------ Data to process ------

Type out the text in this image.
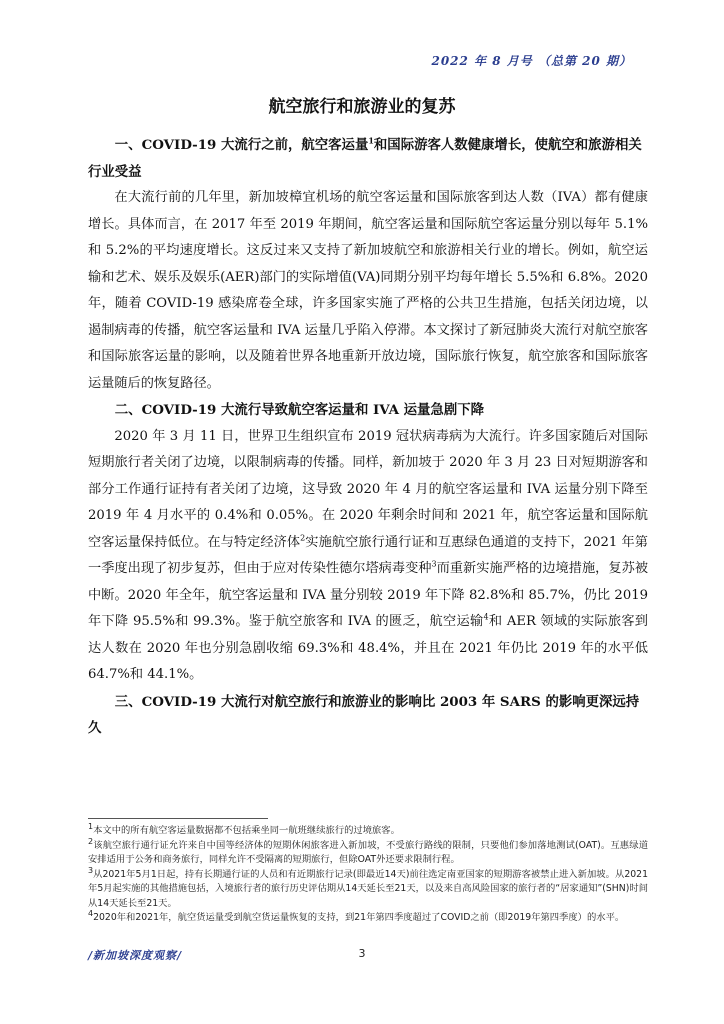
2022 年 8 月号 （总第 20 期）
航空旅行和旅游业的复苏
一、COVID-19 大流行之前，航空客运量$^1$和国际游客人数健康增长，使航空和旅游相关行业受益

在大流行前的几年里，新加坡樟宜机场的航空客运量和国际旅客到达人数（IVA）都有健康增长。具体而言，在 2017 年至 2019 年期间，航空客运量和国际航空客运量分别以每年 5.1%和 5.2%的平均速度增长。这反过来又支持了新加坡航空和旅游相关行业的增长。例如，航空运输和艺术、娱乐及娱乐(AER)部门的实际增值(VA)同期分别平均每年增长 5.5%和 6.8%。2020 年，随着 COVID-19 感染席卷全球，许多国家实施了严格的公共卫生措施，包括关闭边境，以遏制病毒的传播，航空客运量和 IVA 运量几乎陷入停滞。本文探讨了新冠肺炎大流行对航空旅客和国际旅客运量的影响，以及随着世界各地重新开放边境，国际旅行恢复，航空旅客和国际旅客运量随后的恢复路径。

二、COVID-19 大流行导致航空客运量和 IVA 运量急剧下降

2020 年 3 月 11 日，世界卫生组织宣布 2019 冠状病毒病为大流行。许多国家随后对国际短期旅行者关闭了边境，以限制病毒的传播。同样，新加坡于 2020 年 3 月 23 日对短期游客和部分工作通行证持有者关闭了边境，这导致 2020 年 4 月的航空客运量和 IVA 运量分别下降至 2019 年 4 月水平的 0.4%和 0.05%。在 2020 年剩余时间和 2021 年，航空客运量和国际航空客运量保持低位。在与特定经济体$^2$实施航空旅行通行证和互惠绿色通道的支持下，2021 年第一季度出现了初步复苏，但由于应对传染性德尔塔病毒变种$^3$而重新实施严格的边境措施，复苏被中断。2020 年全年，航空客运量和 IVA 量分别较 2019 年下降 82.8%和 85.7%，仍比 2019 年下降 95.5%和 99.3%。鉴于航空旅客和 IVA 的匮乏，航空运输$^4$和 AER 领域的实际旅客到达人数在 2020 年也分别急剧收缩 69.3%和 48.4%，并且在 2021 年仍比 2019 年的水平低 64.7%和 44.1%。

三、COVID-19 大流行对航空旅行和旅游业的影响比 2003 年 SARS 的影响更深远持久

$^1$本文中的所有航空客运量数据都不包括乘坐同一航班继续旅行的过境旅客。

$^2$该航空旅行通行证允许来自中国等经济体的短期休闲旅客进入新加坡，不受旅行路线的限制，只要他们参加落地测试(OAT)。互惠绿道安排适用于公务和商务旅行，同样允许不受隔离的短期旅行，但除OAT外还要求限制行程。

$^3$从2021年5月1日起，持有长期通行证的人员和有近期旅行记录(即最近14天)前往选定南亚国家的短期游客被禁止进入新加坡。从2021年5月起实施的其他措施包括，入境旅行者的旅行历史评估期从14天延长至21天，以及来自高风险国家的旅行者的“居家通知”(SHN)时间从14天延长至21天。

$^4$2020年和2021年，航空货运量受到航空货运量恢复的支持，到21年第四季度超过了COVID之前（即2019年第四季度）的水平。

/新加坡深度观察/	3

------

## Work to complete
Leave out the pictures and copy everything else in the records word for word.

## Solution to the problem
Type out the text in this image.
2022 年 8 月号 （总第 20 期）
航空旅行和旅游业的复苏
一、COVID-19 大流行之前，航空客运量$^1$和国际游客人数健康增长，使航空和旅游相关行业受益

在大流行前的几年里，新加坡樟宜机场的航空客运量和国际旅客到达人数（IVA）都有健康增长。具体而言，在 2017 年至 2019 年期间，航空客运量和国际航空客运量分别以每年 5.1%和 5.2%的平均速度增长。这反过来又支持了新加坡航空和旅游相关行业的增长。例如，航空运输和艺术、娱乐及娱乐(AER)部门的实际增值(VA)同期分别平均每年增长 5.5%和 6.8%。2020 年，随着 COVID-19 感染席卷全球，许多国家实施了严格的公共卫生措施，包括关闭边境，以遏制病毒的传播，航空客运量和 IVA 运量几乎陷入停滞。本文探讨了新冠肺炎大流行对航空旅客和国际旅客运量的影响，以及随着世界各地重新开放边境，国际旅行恢复，航空旅客和国际旅客运量随后的恢复路径。

二、COVID-19 大流行导致航空客运量和 IVA 运量急剧下降

2020 年 3 月 11 日，世界卫生组织宣布 2019 冠状病毒病为大流行。许多国家随后对国际短期旅行者关闭了边境，以限制病毒的传播。同样，新加坡于 2020 年 3 月 23 日对短期游客和部分工作通行证持有者关闭了边境，这导致 2020 年 4 月的航空客运量和 IVA 运量分别下降至 2019 年 4 月水平的 0.4%和 0.05%。在 2020 年剩余时间和 2021 年，航空客运量和国际航空客运量保持低位。在与特定经济体$^2$实施航空旅行通行证和互惠绿色通道的支持下，2021 年第一季度出现了初步复苏，但由于应对传染性德尔塔病毒变种$^3$而重新实施严格的边境措施，复苏被中断。2020 年全年，航空客运量和 IVA 量分别较 2019 年下降 82.8%和 85.7%，仍比 2019 年下降 95.5%和 99.3%。鉴于航空旅客和 IVA 的匮乏，航空运输$^4$和 AER 领域的实际旅客到达人数在 2020 年也分别急剧收缩 69.3%和 48.4%，并且在 2021 年仍比 2019 年的水平低 64.7%和 44.1%。

三、COVID-19 大流行对航空旅行和旅游业的影响比 2003 年 SARS 的影响更深远持久

$^1$本文中的所有航空客运量数据都不包括乘坐同一航班继续旅行的过境旅客。

$^2$该航空旅行通行证允许来自中国等经济体的短期休闲旅客进入新加坡，不受旅行路线的限制，只要他们参加落地测试(OAT)。互惠绿道安排适用于公务和商务旅行，同样允许不受隔离的短期旅行，但除OAT外还要求限制行程。

$^3$从2021年5月1日起，持有长期通行证的人员和有近期旅行记录(即最近14天)前往选定南亚国家的短期游客被禁止进入新加坡。从2021年5月起实施的其他措施包括，入境旅行者的旅行历史评估期从14天延长至21天，以及来自高风险国家的旅行者的“居家通知”(SHN)时间从14天延长至21天。

$^4$2020年和2021年，航空货运量受到航空货运量恢复的支持，到21年第四季度超过了COVID之前（即2019年第四季度）的水平。

/新加坡深度观察/	3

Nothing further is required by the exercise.